> [EXERCISE MATERIAL]

==========

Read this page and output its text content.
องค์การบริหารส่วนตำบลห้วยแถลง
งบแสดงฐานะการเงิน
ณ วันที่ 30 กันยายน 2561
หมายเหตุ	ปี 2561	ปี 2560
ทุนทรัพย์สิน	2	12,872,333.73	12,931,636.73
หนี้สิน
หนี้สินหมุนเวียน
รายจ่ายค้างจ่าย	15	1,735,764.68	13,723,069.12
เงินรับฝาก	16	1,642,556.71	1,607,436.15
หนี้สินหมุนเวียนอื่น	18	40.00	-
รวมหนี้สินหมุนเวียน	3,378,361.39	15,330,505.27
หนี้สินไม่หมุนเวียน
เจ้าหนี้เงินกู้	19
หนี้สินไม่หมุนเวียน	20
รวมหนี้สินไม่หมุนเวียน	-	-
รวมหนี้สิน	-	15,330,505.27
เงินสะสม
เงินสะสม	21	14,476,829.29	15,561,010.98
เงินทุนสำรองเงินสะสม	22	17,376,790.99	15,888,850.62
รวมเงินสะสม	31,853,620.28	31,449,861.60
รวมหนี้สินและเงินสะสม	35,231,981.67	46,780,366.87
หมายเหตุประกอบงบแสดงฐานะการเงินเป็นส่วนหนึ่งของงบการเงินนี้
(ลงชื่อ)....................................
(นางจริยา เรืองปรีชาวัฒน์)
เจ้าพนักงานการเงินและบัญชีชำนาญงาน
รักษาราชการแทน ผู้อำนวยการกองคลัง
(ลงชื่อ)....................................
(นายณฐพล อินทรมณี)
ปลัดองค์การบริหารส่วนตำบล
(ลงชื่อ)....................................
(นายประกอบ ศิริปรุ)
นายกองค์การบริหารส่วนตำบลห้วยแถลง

==========

> [YOUR GOAL] Give all the entries again exactly; leave none out.

> [FULL SOLUTION]
Read this page and output its text content.
องค์การบริหารส่วนตำบลห้วยแถลง
งบแสดงฐานะการเงิน
ณ วันที่ 30 กันยายน 2561
หมายเหตุ	ปี 2561	ปี 2560
ทุนทรัพย์สิน	2	12,872,333.73	12,931,636.73
หนี้สิน
หนี้สินหมุนเวียน
รายจ่ายค้างจ่าย	15	1,735,764.68	13,723,069.12
เงินรับฝาก	16	1,642,556.71	1,607,436.15
หนี้สินหมุนเวียนอื่น	18	40.00	-
รวมหนี้สินหมุนเวียน	3,378,361.39	15,330,505.27
หนี้สินไม่หมุนเวียน
เจ้าหนี้เงินกู้	19
หนี้สินไม่หมุนเวียน	20
รวมหนี้สินไม่หมุนเวียน	-	-
รวมหนี้สิน	-	15,330,505.27
เงินสะสม
เงินสะสม	21	14,476,829.29	15,561,010.98
เงินทุนสำรองเงินสะสม	22	17,376,790.99	15,888,850.62
รวมเงินสะสม	31,853,620.28	31,449,861.60
รวมหนี้สินและเงินสะสม	35,231,981.67	46,780,366.87
หมายเหตุประกอบงบแสดงฐานะการเงินเป็นส่วนหนึ่งของงบการเงินนี้
(ลงชื่อ)....................................
(นางจริยา เรืองปรีชาวัฒน์)
เจ้าพนักงานการเงินและบัญชีชำนาญงาน
รักษาราชการแทน ผู้อำนวยการกองคลัง
(ลงชื่อ)....................................
(นายณฐพล อินทรมณี)
ปลัดองค์การบริหารส่วนตำบล
(ลงชื่อ)....................................
(นายประกอบ ศิริปรุ)
นายกองค์การบริหารส่วนตำบลห้วยแถลง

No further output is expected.